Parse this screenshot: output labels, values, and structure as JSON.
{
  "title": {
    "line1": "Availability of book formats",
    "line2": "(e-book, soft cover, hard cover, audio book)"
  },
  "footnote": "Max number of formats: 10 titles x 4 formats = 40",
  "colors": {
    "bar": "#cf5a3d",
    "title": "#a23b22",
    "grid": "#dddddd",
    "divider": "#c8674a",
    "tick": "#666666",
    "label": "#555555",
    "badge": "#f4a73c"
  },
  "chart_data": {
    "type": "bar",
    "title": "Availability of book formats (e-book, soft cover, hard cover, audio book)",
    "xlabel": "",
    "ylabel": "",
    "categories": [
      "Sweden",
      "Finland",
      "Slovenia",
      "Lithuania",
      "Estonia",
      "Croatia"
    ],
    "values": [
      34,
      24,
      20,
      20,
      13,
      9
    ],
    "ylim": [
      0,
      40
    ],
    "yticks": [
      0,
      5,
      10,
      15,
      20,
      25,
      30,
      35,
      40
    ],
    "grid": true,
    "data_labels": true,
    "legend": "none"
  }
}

_ _ _ _ _

Transcribe the entire listing above precisely.

## OUTPUT BELOW
Parse this screenshot: output labels, values, and structure as JSON.
{
  "title": {
    "line1": "Availability of book formats",
    "line2": "(e-book, soft cover, hard cover, audio book)"
  },
  "footnote": "Max number of formats: 10 titles x 4 formats = 40",
  "colors": {
    "bar": "#cf5a3d",
    "title": "#a23b22",
    "grid": "#dddddd",
    "divider": "#c8674a",
    "tick": "#666666",
    "label": "#555555",
    "badge": "#f4a73c"
  },
  "chart_data": {
    "type": "bar",
    "title": "Availability of book formats (e-book, soft cover, hard cover, audio book)",
    "xlabel": "",
    "ylabel": "",
    "categories": [
      "Sweden",
      "Finland",
      "Slovenia",
      "Lithuania",
      "Estonia",
      "Croatia"
    ],
    "values": [
      34,
      24,
      20,
      20,
      13,
      9
    ],
    "ylim": [
      0,
      40
    ],
    "yticks": [
      0,
      5,
      10,
      15,
      20,
      25,
      30,
      35,
      40
    ],
    "grid": true,
    "data_labels": true,
    "legend": "none"
  }
}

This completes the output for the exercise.